• _ENTRIES SUPPLIED_

────

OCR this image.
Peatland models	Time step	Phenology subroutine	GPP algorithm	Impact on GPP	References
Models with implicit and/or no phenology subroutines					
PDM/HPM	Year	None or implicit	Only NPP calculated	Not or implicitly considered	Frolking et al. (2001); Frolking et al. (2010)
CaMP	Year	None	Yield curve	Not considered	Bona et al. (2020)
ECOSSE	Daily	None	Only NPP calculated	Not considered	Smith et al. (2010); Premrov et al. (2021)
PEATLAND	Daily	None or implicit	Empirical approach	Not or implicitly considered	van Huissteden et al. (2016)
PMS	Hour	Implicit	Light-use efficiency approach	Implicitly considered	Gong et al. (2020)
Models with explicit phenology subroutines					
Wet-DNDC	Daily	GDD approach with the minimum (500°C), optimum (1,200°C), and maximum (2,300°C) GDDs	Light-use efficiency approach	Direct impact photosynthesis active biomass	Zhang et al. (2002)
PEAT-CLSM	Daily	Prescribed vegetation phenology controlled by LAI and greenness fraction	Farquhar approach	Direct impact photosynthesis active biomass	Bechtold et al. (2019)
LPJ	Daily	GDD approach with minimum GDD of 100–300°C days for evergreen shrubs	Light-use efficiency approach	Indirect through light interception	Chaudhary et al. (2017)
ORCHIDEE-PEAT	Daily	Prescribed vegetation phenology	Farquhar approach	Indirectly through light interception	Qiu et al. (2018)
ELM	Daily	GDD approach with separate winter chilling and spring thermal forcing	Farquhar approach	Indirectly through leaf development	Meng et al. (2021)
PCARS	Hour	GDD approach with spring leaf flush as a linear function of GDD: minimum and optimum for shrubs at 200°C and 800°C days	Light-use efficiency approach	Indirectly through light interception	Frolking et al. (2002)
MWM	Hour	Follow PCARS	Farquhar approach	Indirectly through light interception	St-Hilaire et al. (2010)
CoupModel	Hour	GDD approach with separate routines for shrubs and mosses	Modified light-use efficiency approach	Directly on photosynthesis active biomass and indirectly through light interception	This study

────

Please restate the records in full, word for word.

OCR this image.
Peatland models	Time step	Phenology subroutine	GPP algorithm	Impact on GPP	References
Models with implicit and/or no phenology subroutines					
PDM/HPM	Year	None or implicit	Only NPP calculated	Not or implicitly considered	Frolking et al. (2001); Frolking et al. (2010)
CaMP	Year	None	Yield curve	Not considered	Bona et al. (2020)
ECOSSE	Daily	None	Only NPP calculated	Not considered	Smith et al. (2010); Premrov et al. (2021)
PEATLAND	Daily	None or implicit	Empirical approach	Not or implicitly considered	van Huissteden et al. (2016)
PMS	Hour	Implicit	Light-use efficiency approach	Implicitly considered	Gong et al. (2020)
Models with explicit phenology subroutines					
Wet-DNDC	Daily	GDD approach with the minimum (500°C), optimum (1,200°C), and maximum (2,300°C) GDDs	Light-use efficiency approach	Direct impact photosynthesis active biomass	Zhang et al. (2002)
PEAT-CLSM	Daily	Prescribed vegetation phenology controlled by LAI and greenness fraction	Farquhar approach	Direct impact photosynthesis active biomass	Bechtold et al. (2019)
LPJ	Daily	GDD approach with minimum GDD of 100–300°C days for evergreen shrubs	Light-use efficiency approach	Indirect through light interception	Chaudhary et al. (2017)
ORCHIDEE-PEAT	Daily	Prescribed vegetation phenology	Farquhar approach	Indirectly through light interception	Qiu et al. (2018)
ELM	Daily	GDD approach with separate winter chilling and spring thermal forcing	Farquhar approach	Indirectly through leaf development	Meng et al. (2021)
PCARS	Hour	GDD approach with spring leaf flush as a linear function of GDD: minimum and optimum for shrubs at 200°C and 800°C days	Light-use efficiency approach	Indirectly through light interception	Frolking et al. (2002)
MWM	Hour	Follow PCARS	Farquhar approach	Indirectly through light interception	St-Hilaire et al. (2010)
CoupModel	Hour	GDD approach with separate routines for shrubs and mosses	Modified light-use efficiency approach	Directly on photosynthesis active biomass and indirectly through light interception	This study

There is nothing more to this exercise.